BRIEF
Identify the lines that contain the string "title" and copy all of them.

******************************

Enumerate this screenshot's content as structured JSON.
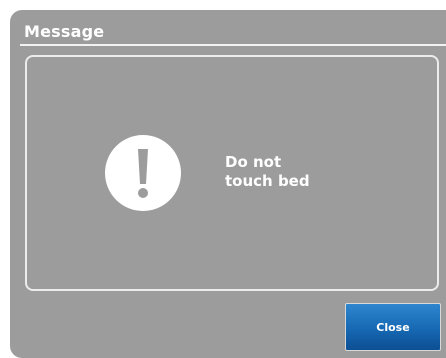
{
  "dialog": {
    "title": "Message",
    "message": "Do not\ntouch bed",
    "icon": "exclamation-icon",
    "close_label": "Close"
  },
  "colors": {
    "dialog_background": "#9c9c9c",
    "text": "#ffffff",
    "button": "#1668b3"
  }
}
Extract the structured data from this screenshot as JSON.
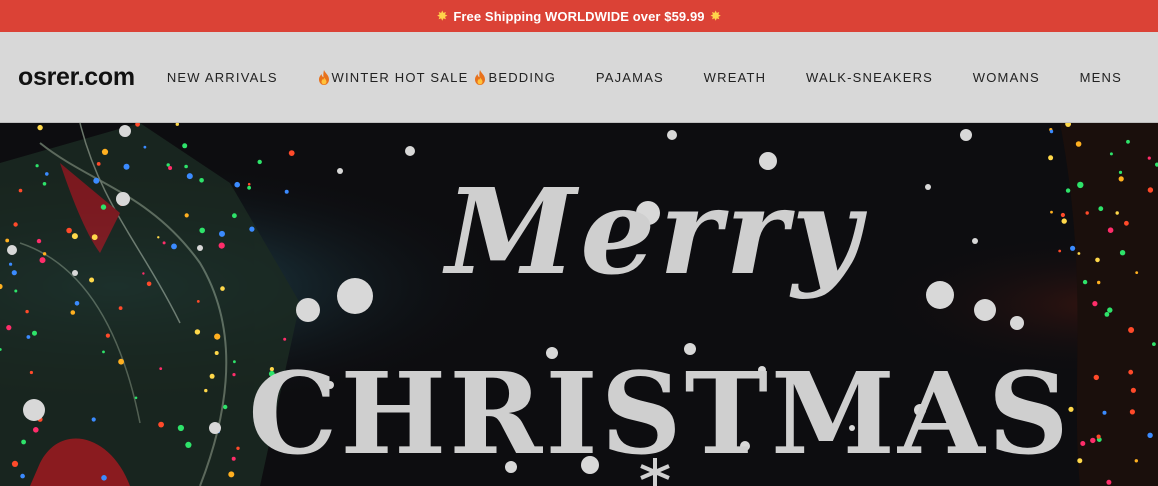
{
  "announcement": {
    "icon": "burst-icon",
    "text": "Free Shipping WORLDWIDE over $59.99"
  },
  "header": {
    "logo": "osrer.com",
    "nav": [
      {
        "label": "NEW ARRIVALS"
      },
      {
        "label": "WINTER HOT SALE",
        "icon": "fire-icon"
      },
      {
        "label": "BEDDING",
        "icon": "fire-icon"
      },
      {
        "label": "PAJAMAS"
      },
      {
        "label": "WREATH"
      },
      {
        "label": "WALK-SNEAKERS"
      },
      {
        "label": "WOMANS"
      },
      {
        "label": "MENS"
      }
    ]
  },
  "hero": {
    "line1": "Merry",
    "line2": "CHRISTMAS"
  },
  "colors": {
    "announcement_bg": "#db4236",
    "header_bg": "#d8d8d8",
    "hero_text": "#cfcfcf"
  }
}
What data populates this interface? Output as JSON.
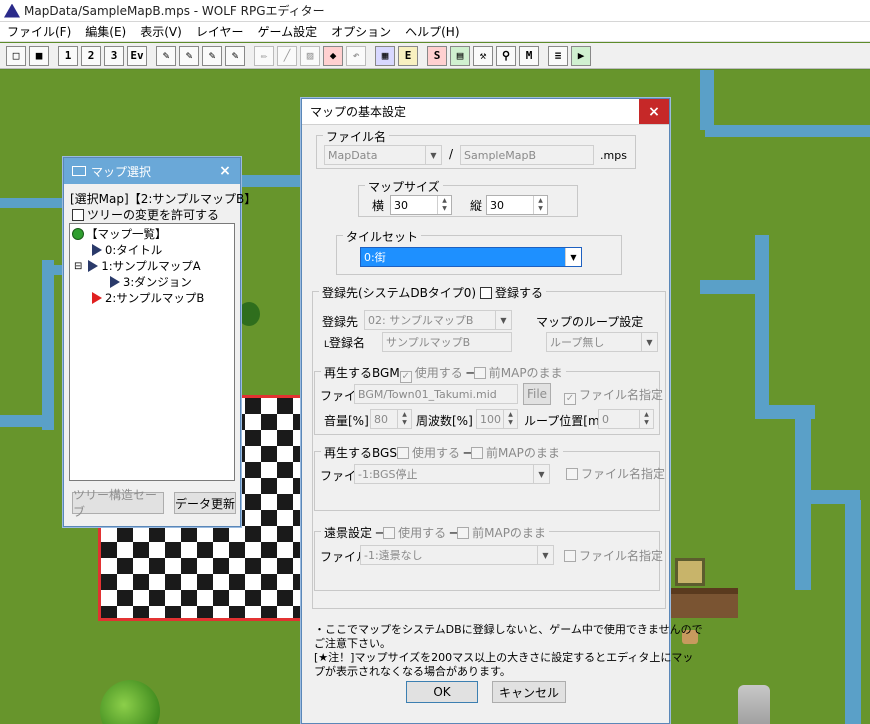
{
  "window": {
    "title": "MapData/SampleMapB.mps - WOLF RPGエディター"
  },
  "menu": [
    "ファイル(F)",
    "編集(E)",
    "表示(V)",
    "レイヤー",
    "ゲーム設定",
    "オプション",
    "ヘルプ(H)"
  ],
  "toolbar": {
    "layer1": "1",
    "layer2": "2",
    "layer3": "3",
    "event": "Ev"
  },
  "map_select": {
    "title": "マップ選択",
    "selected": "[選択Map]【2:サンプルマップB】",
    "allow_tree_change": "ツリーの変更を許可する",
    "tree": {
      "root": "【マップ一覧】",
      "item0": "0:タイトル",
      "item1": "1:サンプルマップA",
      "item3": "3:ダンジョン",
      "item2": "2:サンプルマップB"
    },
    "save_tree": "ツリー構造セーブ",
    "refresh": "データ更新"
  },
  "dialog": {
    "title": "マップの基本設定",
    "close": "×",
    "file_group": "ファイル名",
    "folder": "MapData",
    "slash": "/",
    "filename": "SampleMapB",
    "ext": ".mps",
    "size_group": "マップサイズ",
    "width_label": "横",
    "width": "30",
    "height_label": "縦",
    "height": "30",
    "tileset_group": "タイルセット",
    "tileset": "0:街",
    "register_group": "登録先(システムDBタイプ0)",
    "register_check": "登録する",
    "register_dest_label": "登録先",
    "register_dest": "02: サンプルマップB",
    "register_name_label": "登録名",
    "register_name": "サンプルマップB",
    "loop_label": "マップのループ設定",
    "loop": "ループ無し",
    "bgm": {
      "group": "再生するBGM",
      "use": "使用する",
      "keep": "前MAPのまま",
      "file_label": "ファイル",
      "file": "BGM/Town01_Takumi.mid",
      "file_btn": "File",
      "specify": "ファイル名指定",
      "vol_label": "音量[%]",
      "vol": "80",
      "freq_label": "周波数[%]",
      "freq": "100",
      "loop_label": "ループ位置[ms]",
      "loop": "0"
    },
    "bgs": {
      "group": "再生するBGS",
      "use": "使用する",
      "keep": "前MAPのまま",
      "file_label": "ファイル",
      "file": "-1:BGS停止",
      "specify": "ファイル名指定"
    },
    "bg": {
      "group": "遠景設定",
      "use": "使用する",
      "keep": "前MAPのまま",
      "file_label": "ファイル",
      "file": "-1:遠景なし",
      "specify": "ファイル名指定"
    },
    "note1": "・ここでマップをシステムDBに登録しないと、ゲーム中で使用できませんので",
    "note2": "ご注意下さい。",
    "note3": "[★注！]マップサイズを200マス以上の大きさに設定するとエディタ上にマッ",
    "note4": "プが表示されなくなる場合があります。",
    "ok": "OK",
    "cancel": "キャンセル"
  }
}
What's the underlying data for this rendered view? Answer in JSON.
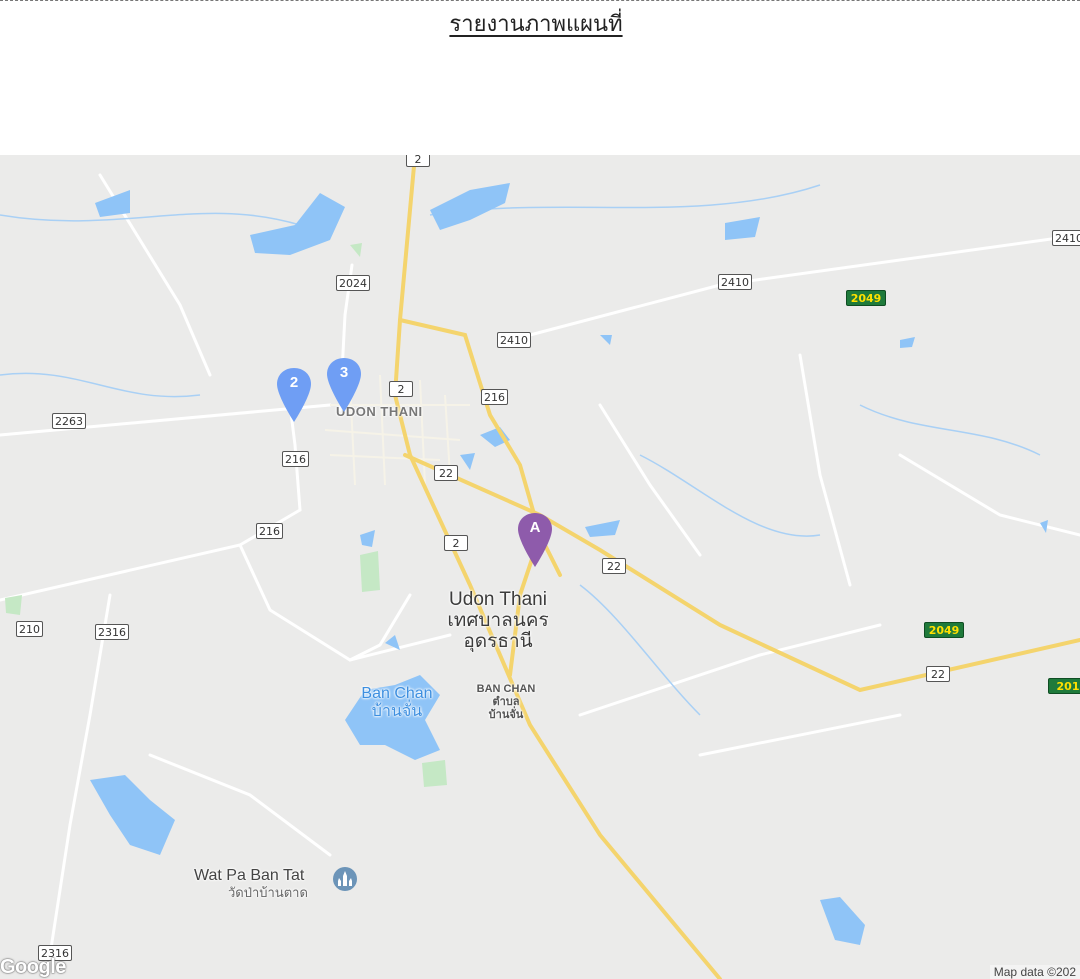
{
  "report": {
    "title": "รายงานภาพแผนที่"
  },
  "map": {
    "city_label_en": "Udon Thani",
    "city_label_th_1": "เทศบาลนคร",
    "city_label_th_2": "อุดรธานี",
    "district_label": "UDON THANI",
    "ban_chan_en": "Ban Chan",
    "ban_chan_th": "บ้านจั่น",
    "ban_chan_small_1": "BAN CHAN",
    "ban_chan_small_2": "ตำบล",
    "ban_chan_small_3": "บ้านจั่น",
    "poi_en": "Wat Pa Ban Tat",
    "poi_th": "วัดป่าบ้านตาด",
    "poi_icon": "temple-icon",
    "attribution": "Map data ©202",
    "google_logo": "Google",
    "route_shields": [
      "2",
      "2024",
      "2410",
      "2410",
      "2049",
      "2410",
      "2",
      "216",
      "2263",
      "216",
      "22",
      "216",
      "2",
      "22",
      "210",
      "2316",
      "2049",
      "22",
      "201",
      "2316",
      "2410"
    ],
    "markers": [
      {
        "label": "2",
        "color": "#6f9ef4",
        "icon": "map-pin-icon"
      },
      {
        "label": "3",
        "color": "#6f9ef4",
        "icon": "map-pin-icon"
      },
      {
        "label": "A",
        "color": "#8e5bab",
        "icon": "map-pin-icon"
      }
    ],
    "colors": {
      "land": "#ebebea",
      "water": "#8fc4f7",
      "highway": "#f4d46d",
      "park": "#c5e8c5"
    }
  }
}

******************************

SOLUTION FOR THIS EXERCISE
    "title": "Message",
    "title": "MapData/SampleMapB.mps - WOLF RPGエディター"
    "title": "マップ選択",
    "title": "マップの基本設定",
    "title": "รายงานภาพแผนที่"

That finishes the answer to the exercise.